<<<<

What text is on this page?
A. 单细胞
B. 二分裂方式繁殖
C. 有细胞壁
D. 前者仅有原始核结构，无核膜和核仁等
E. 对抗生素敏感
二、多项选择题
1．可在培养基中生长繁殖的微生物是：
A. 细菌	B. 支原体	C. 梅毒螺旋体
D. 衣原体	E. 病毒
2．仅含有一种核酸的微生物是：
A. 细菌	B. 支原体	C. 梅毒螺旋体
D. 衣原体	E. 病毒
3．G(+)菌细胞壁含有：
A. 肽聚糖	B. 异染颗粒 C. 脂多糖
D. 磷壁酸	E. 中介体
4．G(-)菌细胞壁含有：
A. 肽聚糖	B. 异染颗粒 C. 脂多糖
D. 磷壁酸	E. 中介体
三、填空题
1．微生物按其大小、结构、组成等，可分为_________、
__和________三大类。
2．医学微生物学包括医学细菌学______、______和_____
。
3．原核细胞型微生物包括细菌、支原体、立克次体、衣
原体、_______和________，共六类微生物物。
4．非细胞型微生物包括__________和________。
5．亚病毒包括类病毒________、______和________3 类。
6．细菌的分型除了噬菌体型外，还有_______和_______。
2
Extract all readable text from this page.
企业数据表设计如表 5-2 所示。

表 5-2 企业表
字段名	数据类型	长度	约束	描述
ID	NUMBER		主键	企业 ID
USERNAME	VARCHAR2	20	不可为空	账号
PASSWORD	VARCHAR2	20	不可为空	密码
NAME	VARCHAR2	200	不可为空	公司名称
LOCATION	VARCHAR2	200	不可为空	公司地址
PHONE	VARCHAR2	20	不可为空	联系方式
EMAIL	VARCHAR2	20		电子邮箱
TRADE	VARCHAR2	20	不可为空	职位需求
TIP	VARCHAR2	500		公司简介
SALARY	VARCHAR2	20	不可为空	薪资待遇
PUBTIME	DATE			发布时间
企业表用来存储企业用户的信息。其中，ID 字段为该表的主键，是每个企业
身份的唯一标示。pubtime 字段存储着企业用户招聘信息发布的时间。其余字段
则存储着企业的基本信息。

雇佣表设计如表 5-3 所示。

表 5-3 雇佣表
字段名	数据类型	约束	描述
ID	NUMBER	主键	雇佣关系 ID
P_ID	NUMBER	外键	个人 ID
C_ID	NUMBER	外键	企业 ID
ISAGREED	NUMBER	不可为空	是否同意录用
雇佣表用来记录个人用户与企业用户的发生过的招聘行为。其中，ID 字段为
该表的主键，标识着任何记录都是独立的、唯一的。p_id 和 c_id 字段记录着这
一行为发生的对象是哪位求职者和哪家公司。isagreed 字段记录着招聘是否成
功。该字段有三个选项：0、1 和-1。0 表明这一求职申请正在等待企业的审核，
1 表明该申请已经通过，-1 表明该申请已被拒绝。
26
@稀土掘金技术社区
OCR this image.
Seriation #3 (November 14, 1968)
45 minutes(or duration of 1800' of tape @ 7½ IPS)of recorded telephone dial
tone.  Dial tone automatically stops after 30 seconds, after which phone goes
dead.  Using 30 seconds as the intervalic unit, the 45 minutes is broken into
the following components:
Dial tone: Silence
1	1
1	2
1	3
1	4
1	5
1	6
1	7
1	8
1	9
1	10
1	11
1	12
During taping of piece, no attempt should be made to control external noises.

>>>>

- [Problem to work on]:
Copy out every entry again, exactly as it was given.

- [Output below]:
What text is on this page?
A. 单细胞
B. 二分裂方式繁殖
C. 有细胞壁
D. 前者仅有原始核结构，无核膜和核仁等
E. 对抗生素敏感
二、多项选择题
1．可在培养基中生长繁殖的微生物是：
A. 细菌	B. 支原体	C. 梅毒螺旋体
D. 衣原体	E. 病毒
2．仅含有一种核酸的微生物是：
A. 细菌	B. 支原体	C. 梅毒螺旋体
D. 衣原体	E. 病毒
3．G(+)菌细胞壁含有：
A. 肽聚糖	B. 异染颗粒 C. 脂多糖
D. 磷壁酸	E. 中介体
4．G(-)菌细胞壁含有：
A. 肽聚糖	B. 异染颗粒 C. 脂多糖
D. 磷壁酸	E. 中介体
三、填空题
1．微生物按其大小、结构、组成等，可分为_________、
__和________三大类。
2．医学微生物学包括医学细菌学______、______和_____
。
3．原核细胞型微生物包括细菌、支原体、立克次体、衣
原体、_______和________，共六类微生物物。
4．非细胞型微生物包括__________和________。
5．亚病毒包括类病毒________、______和________3 类。
6．细菌的分型除了噬菌体型外，还有_______和_______。
2
Extract all readable text from this page.
企业数据表设计如表 5-2 所示。

表 5-2 企业表
字段名	数据类型	长度	约束	描述
ID	NUMBER		主键	企业 ID
USERNAME	VARCHAR2	20	不可为空	账号
PASSWORD	VARCHAR2	20	不可为空	密码
NAME	VARCHAR2	200	不可为空	公司名称
LOCATION	VARCHAR2	200	不可为空	公司地址
PHONE	VARCHAR2	20	不可为空	联系方式
EMAIL	VARCHAR2	20		电子邮箱
TRADE	VARCHAR2	20	不可为空	职位需求
TIP	VARCHAR2	500		公司简介
SALARY	VARCHAR2	20	不可为空	薪资待遇
PUBTIME	DATE			发布时间
企业表用来存储企业用户的信息。其中，ID 字段为该表的主键，是每个企业
身份的唯一标示。pubtime 字段存储着企业用户招聘信息发布的时间。其余字段
则存储着企业的基本信息。

雇佣表设计如表 5-3 所示。

表 5-3 雇佣表
字段名	数据类型	约束	描述
ID	NUMBER	主键	雇佣关系 ID
P_ID	NUMBER	外键	个人 ID
C_ID	NUMBER	外键	企业 ID
ISAGREED	NUMBER	不可为空	是否同意录用
雇佣表用来记录个人用户与企业用户的发生过的招聘行为。其中，ID 字段为
该表的主键，标识着任何记录都是独立的、唯一的。p_id 和 c_id 字段记录着这
一行为发生的对象是哪位求职者和哪家公司。isagreed 字段记录着招聘是否成
功。该字段有三个选项：0、1 和-1。0 表明这一求职申请正在等待企业的审核，
1 表明该申请已经通过，-1 表明该申请已被拒绝。
26
@稀土掘金技术社区
OCR this image.
Seriation #3 (November 14, 1968)
45 minutes(or duration of 1800' of tape @ 7½ IPS)of recorded telephone dial
tone.  Dial tone automatically stops after 30 seconds, after which phone goes
dead.  Using 30 seconds as the intervalic unit, the 45 minutes is broken into
the following components:
Dial tone: Silence
1	1
1	2
1	3
1	4
1	5
1	6
1	7
1	8
1	9
1	10
1	11
1	12
During taping of piece, no attempt should be made to control external noises.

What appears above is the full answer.